[What this task involves] Write out the whole listing again, exactly as given.

[Information provided]
# # #

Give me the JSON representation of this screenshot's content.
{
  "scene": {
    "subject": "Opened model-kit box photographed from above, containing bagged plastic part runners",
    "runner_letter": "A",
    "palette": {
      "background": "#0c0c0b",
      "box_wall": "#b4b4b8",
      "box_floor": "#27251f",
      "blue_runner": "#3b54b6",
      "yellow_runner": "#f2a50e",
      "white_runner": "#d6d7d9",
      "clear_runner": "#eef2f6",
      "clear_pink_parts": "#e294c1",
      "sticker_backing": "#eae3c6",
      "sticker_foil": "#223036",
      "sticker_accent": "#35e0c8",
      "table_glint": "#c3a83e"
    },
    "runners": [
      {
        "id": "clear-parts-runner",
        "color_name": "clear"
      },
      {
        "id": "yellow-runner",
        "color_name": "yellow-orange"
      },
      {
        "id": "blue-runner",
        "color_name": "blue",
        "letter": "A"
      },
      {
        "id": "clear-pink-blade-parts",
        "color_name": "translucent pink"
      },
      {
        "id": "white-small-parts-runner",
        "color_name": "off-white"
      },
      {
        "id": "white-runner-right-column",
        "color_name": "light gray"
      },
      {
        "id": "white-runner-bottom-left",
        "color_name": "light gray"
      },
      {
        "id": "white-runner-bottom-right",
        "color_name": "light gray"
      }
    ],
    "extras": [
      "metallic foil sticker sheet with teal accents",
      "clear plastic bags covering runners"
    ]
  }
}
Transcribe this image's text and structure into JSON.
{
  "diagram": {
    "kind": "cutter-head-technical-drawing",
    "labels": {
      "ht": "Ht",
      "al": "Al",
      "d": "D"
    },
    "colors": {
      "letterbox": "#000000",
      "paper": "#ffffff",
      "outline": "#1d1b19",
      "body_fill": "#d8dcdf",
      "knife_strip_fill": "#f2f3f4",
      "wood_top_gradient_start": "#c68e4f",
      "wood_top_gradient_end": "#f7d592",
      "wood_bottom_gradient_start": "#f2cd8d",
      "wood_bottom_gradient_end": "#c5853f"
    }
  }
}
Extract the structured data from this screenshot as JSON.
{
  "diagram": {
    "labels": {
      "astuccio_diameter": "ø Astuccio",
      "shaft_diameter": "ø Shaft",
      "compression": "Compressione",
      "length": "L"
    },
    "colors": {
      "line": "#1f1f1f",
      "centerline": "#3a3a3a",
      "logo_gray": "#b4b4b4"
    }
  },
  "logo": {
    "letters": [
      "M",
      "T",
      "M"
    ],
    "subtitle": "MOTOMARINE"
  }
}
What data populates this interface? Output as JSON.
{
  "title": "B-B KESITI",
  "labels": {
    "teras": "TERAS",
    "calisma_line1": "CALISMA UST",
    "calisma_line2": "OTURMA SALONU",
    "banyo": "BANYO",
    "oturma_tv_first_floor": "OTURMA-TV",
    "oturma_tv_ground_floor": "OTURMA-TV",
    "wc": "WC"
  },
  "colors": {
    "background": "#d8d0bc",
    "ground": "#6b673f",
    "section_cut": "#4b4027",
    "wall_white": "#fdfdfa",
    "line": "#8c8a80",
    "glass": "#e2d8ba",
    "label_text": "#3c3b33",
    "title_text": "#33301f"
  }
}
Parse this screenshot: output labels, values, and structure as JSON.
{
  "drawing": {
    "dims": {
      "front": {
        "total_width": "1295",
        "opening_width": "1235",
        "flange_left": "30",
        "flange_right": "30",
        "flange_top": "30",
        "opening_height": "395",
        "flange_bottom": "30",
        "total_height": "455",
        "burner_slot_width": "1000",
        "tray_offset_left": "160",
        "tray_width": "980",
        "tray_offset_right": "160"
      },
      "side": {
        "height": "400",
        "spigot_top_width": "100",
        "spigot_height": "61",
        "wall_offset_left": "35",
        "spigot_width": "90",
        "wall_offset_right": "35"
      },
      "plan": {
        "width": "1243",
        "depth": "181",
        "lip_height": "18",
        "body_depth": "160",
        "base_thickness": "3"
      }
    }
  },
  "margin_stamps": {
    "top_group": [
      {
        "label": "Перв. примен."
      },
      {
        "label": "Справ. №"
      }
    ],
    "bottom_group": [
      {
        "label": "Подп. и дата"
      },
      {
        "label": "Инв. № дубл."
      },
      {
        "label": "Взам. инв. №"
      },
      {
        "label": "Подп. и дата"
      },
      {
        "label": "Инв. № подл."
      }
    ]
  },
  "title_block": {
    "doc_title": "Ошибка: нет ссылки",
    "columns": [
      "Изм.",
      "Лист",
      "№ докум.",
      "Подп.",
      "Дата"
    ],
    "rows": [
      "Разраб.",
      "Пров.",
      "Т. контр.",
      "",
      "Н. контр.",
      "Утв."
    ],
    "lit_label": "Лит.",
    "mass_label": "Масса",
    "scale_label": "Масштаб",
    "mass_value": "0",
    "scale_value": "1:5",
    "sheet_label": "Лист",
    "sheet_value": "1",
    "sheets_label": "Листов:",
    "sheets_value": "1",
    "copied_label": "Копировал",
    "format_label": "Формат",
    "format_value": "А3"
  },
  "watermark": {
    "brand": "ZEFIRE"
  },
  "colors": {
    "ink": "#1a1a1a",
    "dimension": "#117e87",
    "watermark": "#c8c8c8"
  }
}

# # #

[The output]
Give me the JSON representation of this screenshot's content.
{
  "scene": {
    "subject": "Opened model-kit box photographed from above, containing bagged plastic part runners",
    "runner_letter": "A",
    "palette": {
      "background": "#0c0c0b",
      "box_wall": "#b4b4b8",
      "box_floor": "#27251f",
      "blue_runner": "#3b54b6",
      "yellow_runner": "#f2a50e",
      "white_runner": "#d6d7d9",
      "clear_runner": "#eef2f6",
      "clear_pink_parts": "#e294c1",
      "sticker_backing": "#eae3c6",
      "sticker_foil": "#223036",
      "sticker_accent": "#35e0c8",
      "table_glint": "#c3a83e"
    },
    "runners": [
      {
        "id": "clear-parts-runner",
        "color_name": "clear"
      },
      {
        "id": "yellow-runner",
        "color_name": "yellow-orange"
      },
      {
        "id": "blue-runner",
        "color_name": "blue",
        "letter": "A"
      },
      {
        "id": "clear-pink-blade-parts",
        "color_name": "translucent pink"
      },
      {
        "id": "white-small-parts-runner",
        "color_name": "off-white"
      },
      {
        "id": "white-runner-right-column",
        "color_name": "light gray"
      },
      {
        "id": "white-runner-bottom-left",
        "color_name": "light gray"
      },
      {
        "id": "white-runner-bottom-right",
        "color_name": "light gray"
      }
    ],
    "extras": [
      "metallic foil sticker sheet with teal accents",
      "clear plastic bags covering runners"
    ]
  }
}
Transcribe this image's text and structure into JSON.
{
  "diagram": {
    "kind": "cutter-head-technical-drawing",
    "labels": {
      "ht": "Ht",
      "al": "Al",
      "d": "D"
    },
    "colors": {
      "letterbox": "#000000",
      "paper": "#ffffff",
      "outline": "#1d1b19",
      "body_fill": "#d8dcdf",
      "knife_strip_fill": "#f2f3f4",
      "wood_top_gradient_start": "#c68e4f",
      "wood_top_gradient_end": "#f7d592",
      "wood_bottom_gradient_start": "#f2cd8d",
      "wood_bottom_gradient_end": "#c5853f"
    }
  }
}
Extract the structured data from this screenshot as JSON.
{
  "diagram": {
    "labels": {
      "astuccio_diameter": "ø Astuccio",
      "shaft_diameter": "ø Shaft",
      "compression": "Compressione",
      "length": "L"
    },
    "colors": {
      "line": "#1f1f1f",
      "centerline": "#3a3a3a",
      "logo_gray": "#b4b4b4"
    }
  },
  "logo": {
    "letters": [
      "M",
      "T",
      "M"
    ],
    "subtitle": "MOTOMARINE"
  }
}
What data populates this interface? Output as JSON.
{
  "title": "B-B KESITI",
  "labels": {
    "teras": "TERAS",
    "calisma_line1": "CALISMA UST",
    "calisma_line2": "OTURMA SALONU",
    "banyo": "BANYO",
    "oturma_tv_first_floor": "OTURMA-TV",
    "oturma_tv_ground_floor": "OTURMA-TV",
    "wc": "WC"
  },
  "colors": {
    "background": "#d8d0bc",
    "ground": "#6b673f",
    "section_cut": "#4b4027",
    "wall_white": "#fdfdfa",
    "line": "#8c8a80",
    "glass": "#e2d8ba",
    "label_text": "#3c3b33",
    "title_text": "#33301f"
  }
}
Parse this screenshot: output labels, values, and structure as JSON.
{
  "drawing": {
    "dims": {
      "front": {
        "total_width": "1295",
        "opening_width": "1235",
        "flange_left": "30",
        "flange_right": "30",
        "flange_top": "30",
        "opening_height": "395",
        "flange_bottom": "30",
        "total_height": "455",
        "burner_slot_width": "1000",
        "tray_offset_left": "160",
        "tray_width": "980",
        "tray_offset_right": "160"
      },
      "side": {
        "height": "400",
        "spigot_top_width": "100",
        "spigot_height": "61",
        "wall_offset_left": "35",
        "spigot_width": "90",
        "wall_offset_right": "35"
      },
      "plan": {
        "width": "1243",
        "depth": "181",
        "lip_height": "18",
        "body_depth": "160",
        "base_thickness": "3"
      }
    }
  },
  "margin_stamps": {
    "top_group": [
      {
        "label": "Перв. примен."
      },
      {
        "label": "Справ. №"
      }
    ],
    "bottom_group": [
      {
        "label": "Подп. и дата"
      },
      {
        "label": "Инв. № дубл."
      },
      {
        "label": "Взам. инв. №"
      },
      {
        "label": "Подп. и дата"
      },
      {
        "label": "Инв. № подл."
      }
    ]
  },
  "title_block": {
    "doc_title": "Ошибка: нет ссылки",
    "columns": [
      "Изм.",
      "Лист",
      "№ докум.",
      "Подп.",
      "Дата"
    ],
    "rows": [
      "Разраб.",
      "Пров.",
      "Т. контр.",
      "",
      "Н. контр.",
      "Утв."
    ],
    "lit_label": "Лит.",
    "mass_label": "Масса",
    "scale_label": "Масштаб",
    "mass_value": "0",
    "scale_value": "1:5",
    "sheet_label": "Лист",
    "sheet_value": "1",
    "sheets_label": "Листов:",
    "sheets_value": "1",
    "copied_label": "Копировал",
    "format_label": "Формат",
    "format_value": "А3"
  },
  "watermark": {
    "brand": "ZEFIRE"
  },
  "colors": {
    "ink": "#1a1a1a",
    "dimension": "#117e87",
    "watermark": "#c8c8c8"
  }
}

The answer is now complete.